#### Given entries ####

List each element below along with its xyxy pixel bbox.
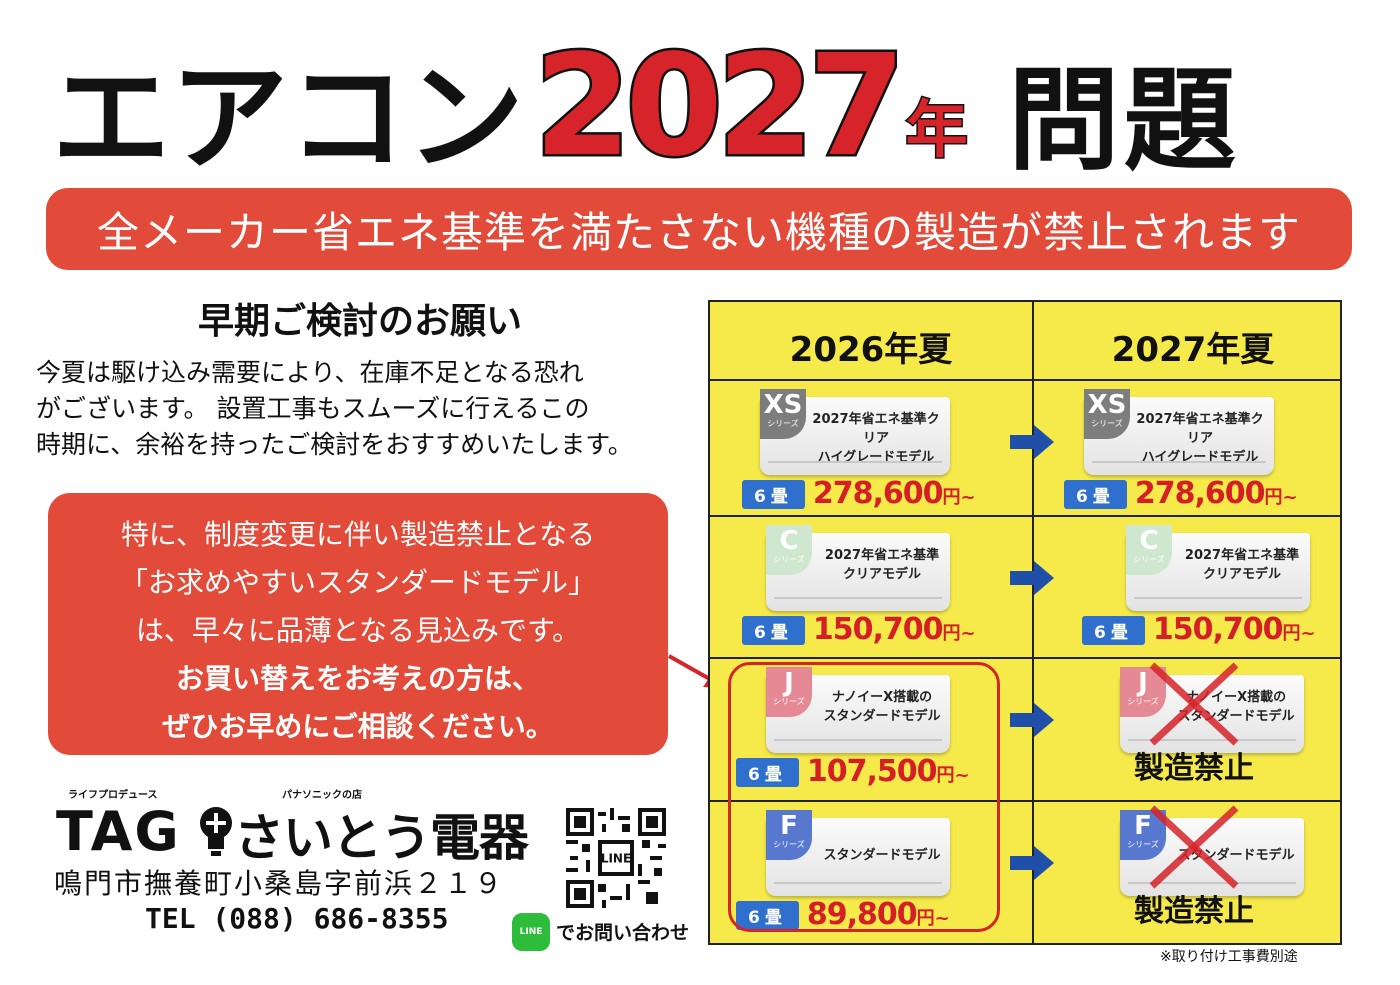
price-amount: 150,700	[1152, 612, 1284, 647]
series-badge-f: F シリーズ	[1120, 810, 1166, 860]
store-tagline-right: パナソニックの店	[282, 790, 362, 801]
aircon-image: C シリーズ 2027年省エネ基準 クリアモデル	[766, 525, 950, 611]
production-stopped-label: 製造禁止	[1134, 751, 1254, 786]
request-heading: 早期ご検討のお願い	[197, 301, 522, 342]
callout-line: 「お求めやすいスタンダードモデル」	[119, 566, 596, 599]
series-badge-xs: XS シリーズ	[1084, 389, 1130, 439]
callout-line: 特に、制度変更に伴い製造禁止となる	[120, 518, 596, 551]
title-year: 2027	[532, 25, 909, 188]
cross-icon	[1149, 805, 1239, 889]
line-app-icon[interactable]: LINE	[512, 913, 550, 951]
room-size-badge: 6畳	[742, 480, 805, 509]
price-row: 6畳 150,700 円~	[1082, 615, 1316, 645]
store-phone[interactable]: TEL (088) 686-8355	[145, 902, 449, 935]
room-size-badge: 6畳	[736, 758, 799, 787]
price-amount: 150,700	[812, 612, 944, 647]
price-unit: 円~	[942, 623, 976, 644]
aircon-image: XS シリーズ 2027年省エネ基準クリア ハイグレードモデル	[1084, 389, 1274, 475]
qr-label: LINE	[601, 851, 631, 865]
cell-xs-2026: XS シリーズ 2027年省エネ基準クリア ハイグレードモデル 6畳 278,600…	[710, 381, 1054, 521]
store-address: 鳴門市撫養町小桑島字前浜２１９	[54, 867, 505, 900]
cell-c-2027: C シリーズ 2027年省エネ基準 クリアモデル 6畳 150,700 円~	[1034, 517, 1354, 657]
aircon-image: F シリーズ スタンダードモデル	[1120, 810, 1304, 896]
column-divider	[1032, 302, 1034, 943]
price-unit: 円~	[1264, 487, 1298, 508]
title-prefix: エアコン	[52, 49, 525, 187]
footnote: ※取り付け工事費別途	[1160, 949, 1298, 965]
right-arrow-icon	[1010, 561, 1054, 595]
row-divider	[710, 657, 1340, 659]
aircon-image: F シリーズ スタンダードモデル	[766, 810, 950, 896]
cell-j-2027: J シリーズ ナノイーX搭載の スタンダードモデル 製造禁止	[1034, 659, 1354, 799]
row-divider	[710, 379, 1340, 381]
price-row: 6畳 150,700 円~	[742, 615, 976, 645]
price-amount: 278,600	[812, 476, 944, 511]
model-desc: 2027年省エネ基準 クリアモデル	[1184, 548, 1300, 582]
price-unit: 円~	[916, 908, 950, 929]
room-size-badge: 6畳	[1082, 616, 1145, 645]
right-arrow-icon	[1010, 846, 1054, 880]
cell-c-2026: C シリーズ 2027年省エネ基準 クリアモデル 6畳 150,700 円~	[710, 517, 1054, 657]
model-desc: スタンダードモデル	[823, 848, 941, 863]
cell-j-2026: J シリーズ ナノイーX搭載の スタンダードモデル 6畳 107,500 円~	[710, 659, 1054, 799]
series-badge-xs: XS シリーズ	[760, 389, 806, 439]
callout-line: は、早々に品薄となる見込みです。	[135, 614, 581, 647]
right-arrow-icon	[1010, 703, 1054, 737]
right-arrow-icon	[1010, 425, 1054, 459]
model-desc: 2027年省エネ基準クリア ハイグレードモデル	[812, 412, 940, 465]
column-header-2027: 2027年夏	[1111, 330, 1275, 370]
row-divider	[710, 515, 1340, 517]
request-line: 時期に、余裕を持ったご検討をおすすめいたします。	[36, 430, 633, 459]
aircon-image: XS シリーズ 2027年省エネ基準クリア ハイグレードモデル	[760, 389, 950, 475]
callout-bold-line: ぜひお早めにご相談ください。	[162, 710, 554, 743]
price-amount: 107,500	[806, 754, 938, 789]
price-row: 6畳 278,600 円~	[1064, 479, 1298, 509]
callout-bold-line: お買い替えをお考えの方は、	[175, 662, 540, 695]
request-body: 今夏は駆け込み需要により、在庫不足となる恐れ がございます。 設置工事もスムーズ…	[36, 355, 716, 463]
model-desc: ナノイーX搭載の スタンダードモデル	[823, 690, 941, 724]
callout-box: 特に、制度変更に伴い製造禁止となる 「お求めやすいスタンダードモデル」 は、早々…	[48, 493, 668, 755]
price-row: 6畳 107,500 円~	[736, 757, 970, 787]
production-stopped-label: 製造禁止	[1134, 894, 1254, 929]
series-badge-c: C シリーズ	[1126, 525, 1172, 575]
store-logo-tag: TAG	[56, 800, 181, 863]
store-tagline-left: ライフプロデュース	[68, 790, 158, 801]
series-badge-c: C シリーズ	[766, 525, 812, 575]
aircon-image: J シリーズ ナノイーX搭載の スタンダードモデル	[766, 667, 950, 753]
lightbulb-icon	[200, 807, 232, 856]
price-unit: 円~	[1282, 623, 1316, 644]
line-contact-text[interactable]: でお問い合わせ	[556, 922, 690, 944]
price-amount: 278,600	[1134, 476, 1266, 511]
price-row: 6畳 278,600 円~	[742, 479, 976, 509]
request-line: 今夏は駆け込み需要により、在庫不足となる恐れ	[36, 358, 584, 387]
cell-f-2027: F シリーズ スタンダードモデル 製造禁止	[1034, 802, 1354, 942]
title-nen: 年	[904, 92, 969, 168]
store-name: さいとう電器	[234, 809, 529, 867]
title-suffix: 問題	[1007, 56, 1240, 186]
model-desc: 2027年省エネ基準クリア ハイグレードモデル	[1136, 412, 1264, 465]
model-desc: 2027年省エネ基準 クリアモデル	[824, 548, 940, 582]
price-unit: 円~	[942, 487, 976, 508]
room-size-badge: 6畳	[1064, 480, 1127, 509]
cross-icon	[1149, 662, 1239, 746]
highlight-frame	[728, 662, 1000, 932]
column-header-2026: 2026年夏	[789, 330, 953, 370]
row-divider	[710, 800, 1340, 802]
request-line: がございます。 設置工事もスムーズに行えるこの	[36, 394, 590, 423]
headline-banner: 全メーカー省エネ基準を満たさない機種の製造が禁止されます	[46, 188, 1352, 270]
page-title: エアコン 2027 年 問題	[52, 34, 1362, 187]
series-badge-f: F シリーズ	[766, 810, 812, 860]
qr-code-icon[interactable]: LINE	[566, 808, 666, 908]
series-badge-j: J シリーズ	[766, 667, 812, 717]
cell-xs-2027: XS シリーズ 2027年省エネ基準クリア ハイグレードモデル 6畳 278,600…	[1034, 381, 1354, 521]
aircon-image: C シリーズ 2027年省エネ基準 クリアモデル	[1126, 525, 1310, 611]
room-size-badge: 6畳	[742, 616, 805, 645]
price-amount: 89,800	[806, 897, 918, 932]
price-unit: 円~	[936, 765, 970, 786]
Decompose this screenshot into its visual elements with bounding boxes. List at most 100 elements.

####

§ **What is asked**:
Rewrite every item above, substituting "floor-area-badge" for each occurrence of "room-size-badge" and keeping all other text unchanged. Leave the pictures out of your answer.

§ **Problem solution**:
List each element below along with its xyxy pixel bbox.
price-amount: 150,700	[1152, 612, 1284, 647]
series-badge-f: F シリーズ	[1120, 810, 1166, 860]
store-tagline-right: パナソニックの店	[282, 790, 362, 801]
aircon-image: C シリーズ 2027年省エネ基準 クリアモデル	[766, 525, 950, 611]
production-stopped-label: 製造禁止	[1134, 751, 1254, 786]
request-heading: 早期ご検討のお願い	[197, 301, 522, 342]
callout-line: 「お求めやすいスタンダードモデル」	[119, 566, 596, 599]
series-badge-xs: XS シリーズ	[1084, 389, 1130, 439]
callout-line: 特に、制度変更に伴い製造禁止となる	[120, 518, 596, 551]
title-year: 2027	[532, 25, 909, 188]
cross-icon	[1149, 805, 1239, 889]
line-app-icon[interactable]: LINE	[512, 913, 550, 951]
floor-area-badge: 6畳	[742, 480, 805, 509]
price-row: 6畳 150,700 円~	[1082, 615, 1316, 645]
store-phone[interactable]: TEL (088) 686-8355	[145, 902, 449, 935]
floor-area-badge: 6畳	[736, 758, 799, 787]
price-amount: 150,700	[812, 612, 944, 647]
price-unit: 円~	[942, 623, 976, 644]
aircon-image: XS シリーズ 2027年省エネ基準クリア ハイグレードモデル	[1084, 389, 1274, 475]
qr-label: LINE	[601, 851, 631, 865]
cell-xs-2026: XS シリーズ 2027年省エネ基準クリア ハイグレードモデル 6畳 278,600…	[710, 381, 1054, 521]
store-address: 鳴門市撫養町小桑島字前浜２１９	[54, 867, 505, 900]
cell-c-2027: C シリーズ 2027年省エネ基準 クリアモデル 6畳 150,700 円~	[1034, 517, 1354, 657]
aircon-image: F シリーズ スタンダードモデル	[1120, 810, 1304, 896]
column-divider	[1032, 302, 1034, 943]
price-unit: 円~	[1264, 487, 1298, 508]
title-prefix: エアコン	[52, 49, 525, 187]
footnote: ※取り付け工事費別途	[1160, 949, 1298, 965]
right-arrow-icon	[1010, 561, 1054, 595]
row-divider	[710, 657, 1340, 659]
aircon-image: F シリーズ スタンダードモデル	[766, 810, 950, 896]
cell-j-2027: J シリーズ ナノイーX搭載の スタンダードモデル 製造禁止	[1034, 659, 1354, 799]
row-divider	[710, 379, 1340, 381]
price-row: 6畳 150,700 円~	[742, 615, 976, 645]
price-amount: 278,600	[812, 476, 944, 511]
model-desc: 2027年省エネ基準 クリアモデル	[1184, 548, 1300, 582]
price-unit: 円~	[916, 908, 950, 929]
floor-area-badge: 6畳	[1082, 616, 1145, 645]
right-arrow-icon	[1010, 846, 1054, 880]
cell-c-2026: C シリーズ 2027年省エネ基準 クリアモデル 6畳 150,700 円~	[710, 517, 1054, 657]
model-desc: スタンダードモデル	[823, 848, 941, 863]
cell-j-2026: J シリーズ ナノイーX搭載の スタンダードモデル 6畳 107,500 円~	[710, 659, 1054, 799]
series-badge-xs: XS シリーズ	[760, 389, 806, 439]
callout-line: は、早々に品薄となる見込みです。	[135, 614, 581, 647]
right-arrow-icon	[1010, 703, 1054, 737]
right-arrow-icon	[1010, 425, 1054, 459]
model-desc: 2027年省エネ基準クリア ハイグレードモデル	[812, 412, 940, 465]
column-header-2027: 2027年夏	[1111, 330, 1275, 370]
row-divider	[710, 515, 1340, 517]
request-line: 時期に、余裕を持ったご検討をおすすめいたします。	[36, 430, 633, 459]
aircon-image: XS シリーズ 2027年省エネ基準クリア ハイグレードモデル	[760, 389, 950, 475]
callout-bold-line: ぜひお早めにご相談ください。	[162, 710, 554, 743]
price-amount: 107,500	[806, 754, 938, 789]
price-row: 6畳 278,600 円~	[1064, 479, 1298, 509]
callout-bold-line: お買い替えをお考えの方は、	[175, 662, 540, 695]
request-body: 今夏は駆け込み需要により、在庫不足となる恐れ がございます。 設置工事もスムーズ…	[36, 355, 716, 463]
model-desc: ナノイーX搭載の スタンダードモデル	[823, 690, 941, 724]
callout-box: 特に、制度変更に伴い製造禁止となる 「お求めやすいスタンダードモデル」 は、早々…	[48, 493, 668, 755]
price-row: 6畳 107,500 円~	[736, 757, 970, 787]
production-stopped-label: 製造禁止	[1134, 894, 1254, 929]
series-badge-c: C シリーズ	[1126, 525, 1172, 575]
store-logo-tag: TAG	[56, 800, 181, 863]
store-tagline-left: ライフプロデュース	[68, 790, 158, 801]
series-badge-c: C シリーズ	[766, 525, 812, 575]
aircon-image: J シリーズ ナノイーX搭載の スタンダードモデル	[766, 667, 950, 753]
lightbulb-icon	[200, 807, 232, 856]
price-unit: 円~	[1282, 623, 1316, 644]
line-contact-text[interactable]: でお問い合わせ	[556, 922, 690, 944]
price-amount: 278,600	[1134, 476, 1266, 511]
price-row: 6畳 278,600 円~	[742, 479, 976, 509]
request-line: 今夏は駆け込み需要により、在庫不足となる恐れ	[36, 358, 584, 387]
cell-f-2027: F シリーズ スタンダードモデル 製造禁止	[1034, 802, 1354, 942]
title-nen: 年	[904, 92, 969, 168]
store-name: さいとう電器	[234, 809, 529, 867]
title-suffix: 問題	[1007, 56, 1240, 186]
model-desc: 2027年省エネ基準クリア ハイグレードモデル	[1136, 412, 1264, 465]
model-desc: 2027年省エネ基準 クリアモデル	[824, 548, 940, 582]
price-unit: 円~	[942, 487, 976, 508]
floor-area-badge: 6畳	[1064, 480, 1127, 509]
cross-icon	[1149, 662, 1239, 746]
highlight-frame	[728, 662, 1000, 932]
column-header-2026: 2026年夏	[789, 330, 953, 370]
row-divider	[710, 800, 1340, 802]
request-line: がございます。 設置工事もスムーズに行えるこの	[36, 394, 590, 423]
headline-banner: 全メーカー省エネ基準を満たさない機種の製造が禁止されます	[46, 188, 1352, 270]
page-title: エアコン 2027 年 問題	[52, 34, 1362, 187]
series-badge-f: F シリーズ	[766, 810, 812, 860]
qr-code-icon[interactable]: LINE	[566, 808, 666, 908]
series-badge-j: J シリーズ	[766, 667, 812, 717]
cell-xs-2027: XS シリーズ 2027年省エネ基準クリア ハイグレードモデル 6畳 278,600…	[1034, 381, 1354, 521]
aircon-image: C シリーズ 2027年省エネ基準 クリアモデル	[1126, 525, 1310, 611]
floor-area-badge: 6畳	[742, 616, 805, 645]
price-amount: 89,800	[806, 897, 918, 932]
price-unit: 円~	[936, 765, 970, 786]
Decompose this screenshot into its visual elements with bounding boxes. List at most 100 elements.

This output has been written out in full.